▶ JOB
Quote the whole listing exactly. Leave the pictures out of your copy.

▶ ENTRIES PROVIDED
===============

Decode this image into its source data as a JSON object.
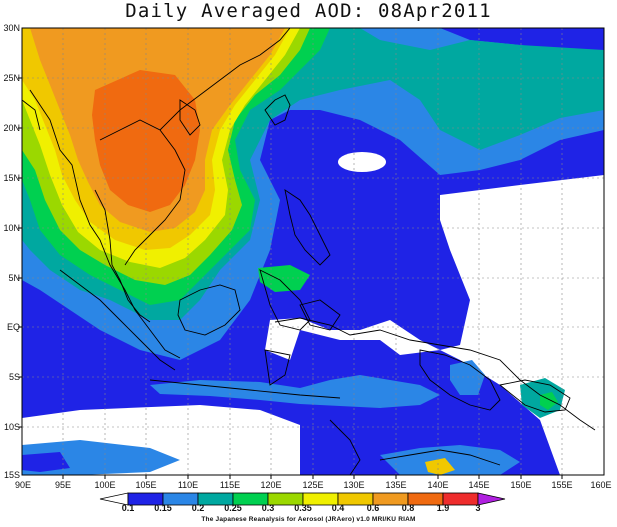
{
  "title": "Daily Averaged AOD: 08Apr2011",
  "latitude_labels": [
    "30N",
    "25N",
    "20N",
    "15N",
    "10N",
    "5N",
    "EQ",
    "5S",
    "10S",
    "15S"
  ],
  "longitude_labels": [
    "90E",
    "95E",
    "100E",
    "105E",
    "110E",
    "115E",
    "120E",
    "125E",
    "130E",
    "135E",
    "140E",
    "145E",
    "150E",
    "155E",
    "160E"
  ],
  "colorbar": {
    "levels": [
      "0.1",
      "0.15",
      "0.2",
      "0.25",
      "0.3",
      "0.35",
      "0.4",
      "0.6",
      "0.8",
      "1.9",
      "3"
    ],
    "colors": [
      "#ffffff",
      "#1f23e6",
      "#2b86e6",
      "#00a8a0",
      "#00d050",
      "#9bd800",
      "#f0f000",
      "#f0c800",
      "#f09a20",
      "#f06a10",
      "#ee2c2c",
      "#b020e0"
    ]
  },
  "credit": "The Japanese Reanalysis for Aerosol (JRAero) v1.0 MRI/KU RIAM"
}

===============

▶ EXERCISE SOLUTION
Decode this image into its source data as a JSON object.
{
  "title": "Daily Averaged AOD: 08Apr2011",
  "latitude_labels": [
    "30N",
    "25N",
    "20N",
    "15N",
    "10N",
    "5N",
    "EQ",
    "5S",
    "10S",
    "15S"
  ],
  "longitude_labels": [
    "90E",
    "95E",
    "100E",
    "105E",
    "110E",
    "115E",
    "120E",
    "125E",
    "130E",
    "135E",
    "140E",
    "145E",
    "150E",
    "155E",
    "160E"
  ],
  "colorbar": {
    "levels": [
      "0.1",
      "0.15",
      "0.2",
      "0.25",
      "0.3",
      "0.35",
      "0.4",
      "0.6",
      "0.8",
      "1.9",
      "3"
    ],
    "colors": [
      "#ffffff",
      "#1f23e6",
      "#2b86e6",
      "#00a8a0",
      "#00d050",
      "#9bd800",
      "#f0f000",
      "#f0c800",
      "#f09a20",
      "#f06a10",
      "#ee2c2c",
      "#b020e0"
    ]
  },
  "credit": "The Japanese Reanalysis for Aerosol (JRAero) v1.0 MRI/KU RIAM"
}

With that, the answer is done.